= TASK PROMPT =
Transcribe the records that follow in their entirety, omitting any pictures.

= THE DATA =
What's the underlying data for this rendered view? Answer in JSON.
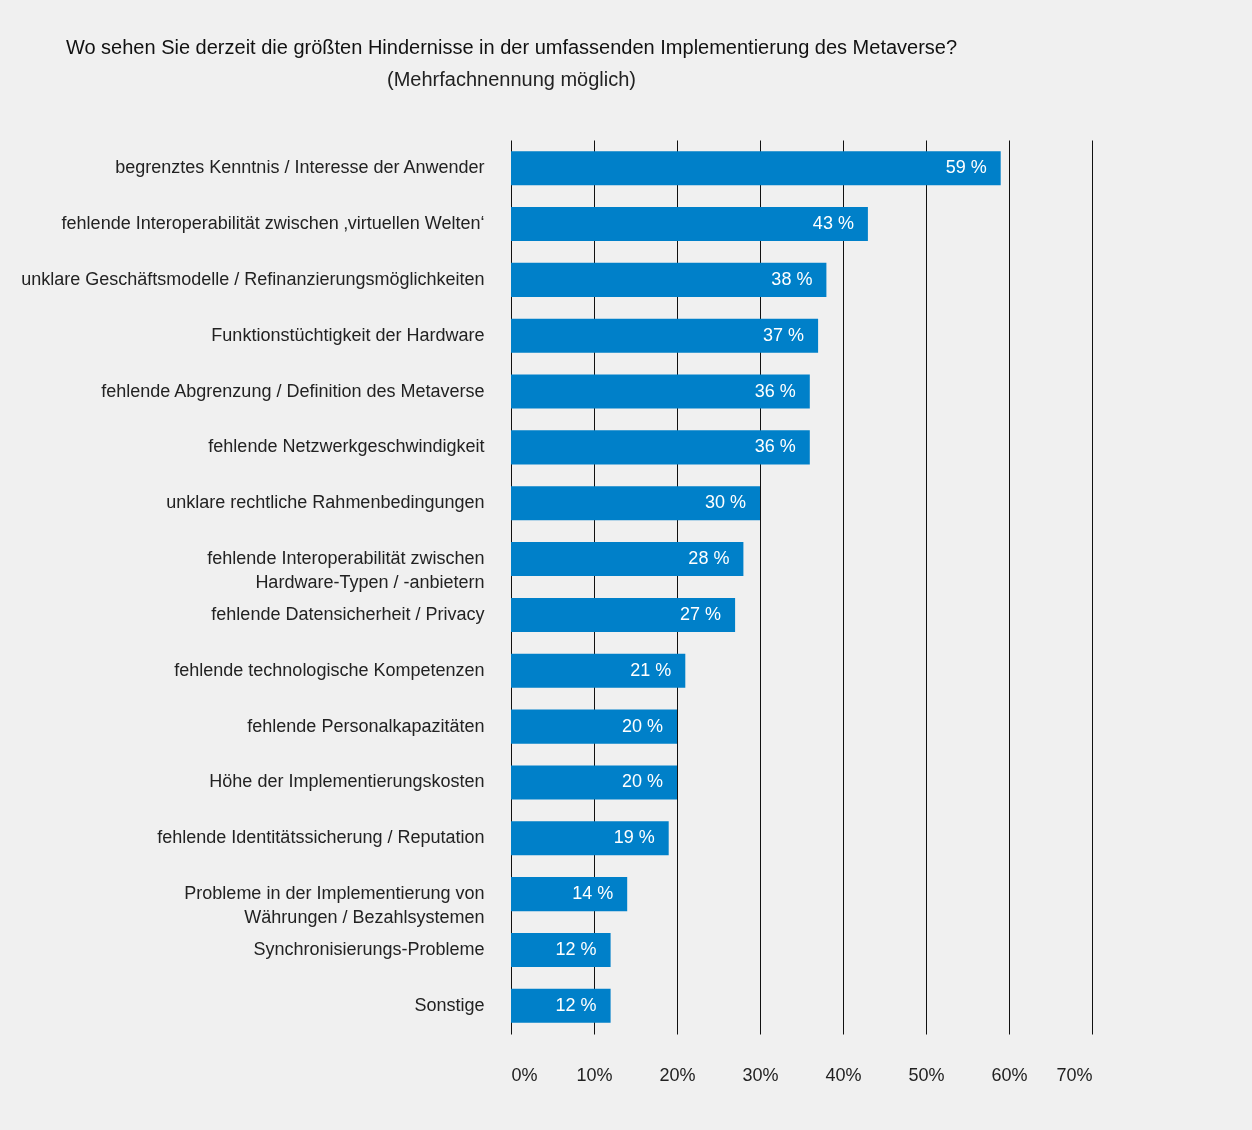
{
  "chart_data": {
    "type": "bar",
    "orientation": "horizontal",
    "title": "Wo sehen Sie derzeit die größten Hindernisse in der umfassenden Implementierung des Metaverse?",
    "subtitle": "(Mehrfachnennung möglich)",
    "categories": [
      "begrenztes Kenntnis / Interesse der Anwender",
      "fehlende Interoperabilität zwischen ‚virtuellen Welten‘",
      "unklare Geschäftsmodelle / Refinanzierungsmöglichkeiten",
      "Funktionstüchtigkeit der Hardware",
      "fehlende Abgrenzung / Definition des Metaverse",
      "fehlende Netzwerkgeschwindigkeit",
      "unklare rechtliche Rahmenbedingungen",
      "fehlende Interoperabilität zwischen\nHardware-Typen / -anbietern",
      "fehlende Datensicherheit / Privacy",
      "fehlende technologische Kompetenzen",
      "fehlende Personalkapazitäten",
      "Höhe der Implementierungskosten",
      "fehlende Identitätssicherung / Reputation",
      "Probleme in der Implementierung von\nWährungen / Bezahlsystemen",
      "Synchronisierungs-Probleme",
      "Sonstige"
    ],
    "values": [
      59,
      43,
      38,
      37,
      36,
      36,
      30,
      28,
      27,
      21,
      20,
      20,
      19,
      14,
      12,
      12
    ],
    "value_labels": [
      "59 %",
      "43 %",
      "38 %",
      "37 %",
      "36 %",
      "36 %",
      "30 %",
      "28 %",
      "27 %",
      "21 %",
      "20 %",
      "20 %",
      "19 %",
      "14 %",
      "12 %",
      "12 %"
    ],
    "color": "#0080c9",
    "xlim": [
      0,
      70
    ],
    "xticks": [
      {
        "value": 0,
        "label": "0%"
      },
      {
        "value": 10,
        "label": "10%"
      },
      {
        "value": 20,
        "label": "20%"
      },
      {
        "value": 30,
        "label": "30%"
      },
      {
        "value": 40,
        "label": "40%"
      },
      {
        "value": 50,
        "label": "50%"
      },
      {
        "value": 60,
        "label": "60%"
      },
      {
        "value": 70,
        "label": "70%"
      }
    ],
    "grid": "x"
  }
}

= COMPLETE ANSWER =
What's the underlying data for this rendered view? Answer in JSON.
{
  "chart_data": {
    "type": "bar",
    "orientation": "horizontal",
    "title": "Wo sehen Sie derzeit die größten Hindernisse in der umfassenden Implementierung des Metaverse?",
    "subtitle": "(Mehrfachnennung möglich)",
    "categories": [
      "begrenztes Kenntnis / Interesse der Anwender",
      "fehlende Interoperabilität zwischen ‚virtuellen Welten‘",
      "unklare Geschäftsmodelle / Refinanzierungsmöglichkeiten",
      "Funktionstüchtigkeit der Hardware",
      "fehlende Abgrenzung / Definition des Metaverse",
      "fehlende Netzwerkgeschwindigkeit",
      "unklare rechtliche Rahmenbedingungen",
      "fehlende Interoperabilität zwischen\nHardware-Typen / -anbietern",
      "fehlende Datensicherheit / Privacy",
      "fehlende technologische Kompetenzen",
      "fehlende Personalkapazitäten",
      "Höhe der Implementierungskosten",
      "fehlende Identitätssicherung / Reputation",
      "Probleme in der Implementierung von\nWährungen / Bezahlsystemen",
      "Synchronisierungs-Probleme",
      "Sonstige"
    ],
    "values": [
      59,
      43,
      38,
      37,
      36,
      36,
      30,
      28,
      27,
      21,
      20,
      20,
      19,
      14,
      12,
      12
    ],
    "value_labels": [
      "59 %",
      "43 %",
      "38 %",
      "37 %",
      "36 %",
      "36 %",
      "30 %",
      "28 %",
      "27 %",
      "21 %",
      "20 %",
      "20 %",
      "19 %",
      "14 %",
      "12 %",
      "12 %"
    ],
    "color": "#0080c9",
    "xlim": [
      0,
      70
    ],
    "xticks": [
      {
        "value": 0,
        "label": "0%"
      },
      {
        "value": 10,
        "label": "10%"
      },
      {
        "value": 20,
        "label": "20%"
      },
      {
        "value": 30,
        "label": "30%"
      },
      {
        "value": 40,
        "label": "40%"
      },
      {
        "value": 50,
        "label": "50%"
      },
      {
        "value": 60,
        "label": "60%"
      },
      {
        "value": 70,
        "label": "70%"
      }
    ],
    "grid": "x"
  }
}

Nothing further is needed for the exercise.